_Short problem_
In this exercise, reproduce all the entries that follow exactly.

_Extracted entries_
-*-*-
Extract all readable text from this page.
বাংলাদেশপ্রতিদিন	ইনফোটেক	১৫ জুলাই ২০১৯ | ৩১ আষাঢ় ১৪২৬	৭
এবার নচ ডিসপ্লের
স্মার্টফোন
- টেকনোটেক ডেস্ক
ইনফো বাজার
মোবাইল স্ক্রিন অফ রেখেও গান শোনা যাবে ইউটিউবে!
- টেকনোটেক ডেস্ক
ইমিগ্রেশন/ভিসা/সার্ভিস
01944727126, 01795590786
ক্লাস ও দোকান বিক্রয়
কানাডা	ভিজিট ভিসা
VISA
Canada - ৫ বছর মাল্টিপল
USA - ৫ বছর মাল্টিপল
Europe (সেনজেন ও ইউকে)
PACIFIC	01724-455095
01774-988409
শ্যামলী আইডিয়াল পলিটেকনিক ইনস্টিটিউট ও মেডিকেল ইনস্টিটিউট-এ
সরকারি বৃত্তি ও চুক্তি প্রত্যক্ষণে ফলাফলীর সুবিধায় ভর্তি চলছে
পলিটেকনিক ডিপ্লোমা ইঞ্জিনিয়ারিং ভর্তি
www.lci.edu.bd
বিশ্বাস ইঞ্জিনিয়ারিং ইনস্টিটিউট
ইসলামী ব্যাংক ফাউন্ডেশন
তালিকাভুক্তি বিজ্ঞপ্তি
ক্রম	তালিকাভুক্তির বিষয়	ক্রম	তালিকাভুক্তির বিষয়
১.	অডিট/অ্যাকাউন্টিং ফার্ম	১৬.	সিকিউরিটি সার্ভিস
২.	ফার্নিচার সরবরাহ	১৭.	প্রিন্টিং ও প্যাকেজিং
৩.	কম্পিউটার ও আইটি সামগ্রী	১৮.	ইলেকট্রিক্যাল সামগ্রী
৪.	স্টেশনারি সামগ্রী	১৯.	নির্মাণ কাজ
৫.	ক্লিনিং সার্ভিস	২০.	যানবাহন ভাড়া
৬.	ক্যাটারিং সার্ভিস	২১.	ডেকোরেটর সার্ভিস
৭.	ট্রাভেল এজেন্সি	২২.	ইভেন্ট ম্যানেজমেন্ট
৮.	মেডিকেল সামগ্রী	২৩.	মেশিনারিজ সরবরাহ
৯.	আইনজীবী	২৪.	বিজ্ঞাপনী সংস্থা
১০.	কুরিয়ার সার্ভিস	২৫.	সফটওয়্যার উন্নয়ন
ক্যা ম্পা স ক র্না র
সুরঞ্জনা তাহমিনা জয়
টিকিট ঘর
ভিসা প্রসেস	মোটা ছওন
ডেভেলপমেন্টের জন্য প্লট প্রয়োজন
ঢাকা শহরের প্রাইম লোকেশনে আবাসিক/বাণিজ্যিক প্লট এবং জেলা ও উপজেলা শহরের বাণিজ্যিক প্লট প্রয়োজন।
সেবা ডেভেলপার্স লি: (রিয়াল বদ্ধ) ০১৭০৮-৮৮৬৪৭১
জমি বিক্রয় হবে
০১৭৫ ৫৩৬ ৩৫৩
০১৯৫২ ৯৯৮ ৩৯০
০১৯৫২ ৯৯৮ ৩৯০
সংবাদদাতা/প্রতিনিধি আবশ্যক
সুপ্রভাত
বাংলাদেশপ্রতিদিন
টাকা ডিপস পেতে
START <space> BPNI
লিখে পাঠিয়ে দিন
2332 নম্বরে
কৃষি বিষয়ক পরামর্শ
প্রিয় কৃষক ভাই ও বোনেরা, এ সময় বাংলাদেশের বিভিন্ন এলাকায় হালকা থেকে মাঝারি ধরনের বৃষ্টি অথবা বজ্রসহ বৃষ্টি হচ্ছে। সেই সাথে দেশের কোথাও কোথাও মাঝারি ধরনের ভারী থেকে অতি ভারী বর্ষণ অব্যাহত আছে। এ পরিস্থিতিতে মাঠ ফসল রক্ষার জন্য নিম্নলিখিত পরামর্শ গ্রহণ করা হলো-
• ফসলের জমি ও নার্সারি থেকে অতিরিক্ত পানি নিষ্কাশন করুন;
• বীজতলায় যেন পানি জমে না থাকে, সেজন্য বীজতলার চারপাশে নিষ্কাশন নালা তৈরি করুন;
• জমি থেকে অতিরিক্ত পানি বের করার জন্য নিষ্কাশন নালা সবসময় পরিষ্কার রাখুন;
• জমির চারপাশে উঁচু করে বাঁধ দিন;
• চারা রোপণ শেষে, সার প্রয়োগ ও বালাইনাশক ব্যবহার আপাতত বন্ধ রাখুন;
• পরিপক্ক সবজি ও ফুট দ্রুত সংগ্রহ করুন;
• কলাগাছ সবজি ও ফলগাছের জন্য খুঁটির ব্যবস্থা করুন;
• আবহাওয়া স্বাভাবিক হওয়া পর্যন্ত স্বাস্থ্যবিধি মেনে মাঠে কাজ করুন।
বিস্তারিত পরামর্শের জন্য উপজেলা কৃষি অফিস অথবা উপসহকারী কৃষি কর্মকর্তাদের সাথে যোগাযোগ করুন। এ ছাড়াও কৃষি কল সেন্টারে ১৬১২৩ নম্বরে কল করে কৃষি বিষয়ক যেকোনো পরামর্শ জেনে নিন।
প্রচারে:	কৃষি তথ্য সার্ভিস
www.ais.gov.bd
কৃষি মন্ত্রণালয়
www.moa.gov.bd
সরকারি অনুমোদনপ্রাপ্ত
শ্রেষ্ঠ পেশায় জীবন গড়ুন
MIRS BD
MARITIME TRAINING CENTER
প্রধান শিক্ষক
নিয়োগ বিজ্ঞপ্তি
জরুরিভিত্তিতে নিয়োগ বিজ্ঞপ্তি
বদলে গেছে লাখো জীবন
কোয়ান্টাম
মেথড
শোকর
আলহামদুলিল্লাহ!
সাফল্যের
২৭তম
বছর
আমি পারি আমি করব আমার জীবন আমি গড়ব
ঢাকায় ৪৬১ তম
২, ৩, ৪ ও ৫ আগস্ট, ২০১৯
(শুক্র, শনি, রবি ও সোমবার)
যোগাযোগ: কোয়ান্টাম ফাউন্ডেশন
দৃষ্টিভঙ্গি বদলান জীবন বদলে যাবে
-*-*-
_Correct answer_
Extract all readable text from this page.
বাংলাদেশপ্রতিদিন	ইনফোটেক	১৫ জুলাই ২০১৯ | ৩১ আষাঢ় ১৪২৬	৭
এবার নচ ডিসপ্লের
স্মার্টফোন
- টেকনোটেক ডেস্ক
ইনফো বাজার
মোবাইল স্ক্রিন অফ রেখেও গান শোনা যাবে ইউটিউবে!
- টেকনোটেক ডেস্ক
ইমিগ্রেশন/ভিসা/সার্ভিস
01944727126, 01795590786
ক্লাস ও দোকান বিক্রয়
কানাডা	ভিজিট ভিসা
VISA
Canada - ৫ বছর মাল্টিপল
USA - ৫ বছর মাল্টিপল
Europe (সেনজেন ও ইউকে)
PACIFIC	01724-455095
01774-988409
শ্যামলী আইডিয়াল পলিটেকনিক ইনস্টিটিউট ও মেডিকেল ইনস্টিটিউট-এ
সরকারি বৃত্তি ও চুক্তি প্রত্যক্ষণে ফলাফলীর সুবিধায় ভর্তি চলছে
পলিটেকনিক ডিপ্লোমা ইঞ্জিনিয়ারিং ভর্তি
www.lci.edu.bd
বিশ্বাস ইঞ্জিনিয়ারিং ইনস্টিটিউট
ইসলামী ব্যাংক ফাউন্ডেশন
তালিকাভুক্তি বিজ্ঞপ্তি
ক্রম	তালিকাভুক্তির বিষয়	ক্রম	তালিকাভুক্তির বিষয়
১.	অডিট/অ্যাকাউন্টিং ফার্ম	১৬.	সিকিউরিটি সার্ভিস
২.	ফার্নিচার সরবরাহ	১৭.	প্রিন্টিং ও প্যাকেজিং
৩.	কম্পিউটার ও আইটি সামগ্রী	১৮.	ইলেকট্রিক্যাল সামগ্রী
৪.	স্টেশনারি সামগ্রী	১৯.	নির্মাণ কাজ
৫.	ক্লিনিং সার্ভিস	২০.	যানবাহন ভাড়া
৬.	ক্যাটারিং সার্ভিস	২১.	ডেকোরেটর সার্ভিস
৭.	ট্রাভেল এজেন্সি	২২.	ইভেন্ট ম্যানেজমেন্ট
৮.	মেডিকেল সামগ্রী	২৩.	মেশিনারিজ সরবরাহ
৯.	আইনজীবী	২৪.	বিজ্ঞাপনী সংস্থা
১০.	কুরিয়ার সার্ভিস	২৫.	সফটওয়্যার উন্নয়ন
ক্যা ম্পা স ক র্না র
সুরঞ্জনা তাহমিনা জয়
টিকিট ঘর
ভিসা প্রসেস	মোটা ছওন
ডেভেলপমেন্টের জন্য প্লট প্রয়োজন
ঢাকা শহরের প্রাইম লোকেশনে আবাসিক/বাণিজ্যিক প্লট এবং জেলা ও উপজেলা শহরের বাণিজ্যিক প্লট প্রয়োজন।
সেবা ডেভেলপার্স লি: (রিয়াল বদ্ধ) ০১৭০৮-৮৮৬৪৭১
জমি বিক্রয় হবে
০১৭৫ ৫৩৬ ৩৫৩
০১৯৫২ ৯৯৮ ৩৯০
০১৯৫২ ৯৯৮ ৩৯০
সংবাদদাতা/প্রতিনিধি আবশ্যক
সুপ্রভাত
বাংলাদেশপ্রতিদিন
টাকা ডিপস পেতে
START <space> BPNI
লিখে পাঠিয়ে দিন
2332 নম্বরে
কৃষি বিষয়ক পরামর্শ
প্রিয় কৃষক ভাই ও বোনেরা, এ সময় বাংলাদেশের বিভিন্ন এলাকায় হালকা থেকে মাঝারি ধরনের বৃষ্টি অথবা বজ্রসহ বৃষ্টি হচ্ছে। সেই সাথে দেশের কোথাও কোথাও মাঝারি ধরনের ভারী থেকে অতি ভারী বর্ষণ অব্যাহত আছে। এ পরিস্থিতিতে মাঠ ফসল রক্ষার জন্য নিম্নলিখিত পরামর্শ গ্রহণ করা হলো-
• ফসলের জমি ও নার্সারি থেকে অতিরিক্ত পানি নিষ্কাশন করুন;
• বীজতলায় যেন পানি জমে না থাকে, সেজন্য বীজতলার চারপাশে নিষ্কাশন নালা তৈরি করুন;
• জমি থেকে অতিরিক্ত পানি বের করার জন্য নিষ্কাশন নালা সবসময় পরিষ্কার রাখুন;
• জমির চারপাশে উঁচু করে বাঁধ দিন;
• চারা রোপণ শেষে, সার প্রয়োগ ও বালাইনাশক ব্যবহার আপাতত বন্ধ রাখুন;
• পরিপক্ক সবজি ও ফুট দ্রুত সংগ্রহ করুন;
• কলাগাছ সবজি ও ফলগাছের জন্য খুঁটির ব্যবস্থা করুন;
• আবহাওয়া স্বাভাবিক হওয়া পর্যন্ত স্বাস্থ্যবিধি মেনে মাঠে কাজ করুন।
বিস্তারিত পরামর্শের জন্য উপজেলা কৃষি অফিস অথবা উপসহকারী কৃষি কর্মকর্তাদের সাথে যোগাযোগ করুন। এ ছাড়াও কৃষি কল সেন্টারে ১৬১২৩ নম্বরে কল করে কৃষি বিষয়ক যেকোনো পরামর্শ জেনে নিন।
প্রচারে:	কৃষি তথ্য সার্ভিস
www.ais.gov.bd
কৃষি মন্ত্রণালয়
www.moa.gov.bd
সরকারি অনুমোদনপ্রাপ্ত
শ্রেষ্ঠ পেশায় জীবন গড়ুন
MIRS BD
MARITIME TRAINING CENTER
প্রধান শিক্ষক
নিয়োগ বিজ্ঞপ্তি
জরুরিভিত্তিতে নিয়োগ বিজ্ঞপ্তি
বদলে গেছে লাখো জীবন
কোয়ান্টাম
মেথড
শোকর
আলহামদুলিল্লাহ!
সাফল্যের
২৭তম
বছর
আমি পারি আমি করব আমার জীবন আমি গড়ব
ঢাকায় ৪৬১ তম
২, ৩, ৪ ও ৫ আগস্ট, ২০১৯
(শুক্র, শনি, রবি ও সোমবার)
যোগাযোগ: কোয়ান্টাম ফাউন্ডেশন
দৃষ্টিভঙ্গি বদলান জীবন বদলে যাবে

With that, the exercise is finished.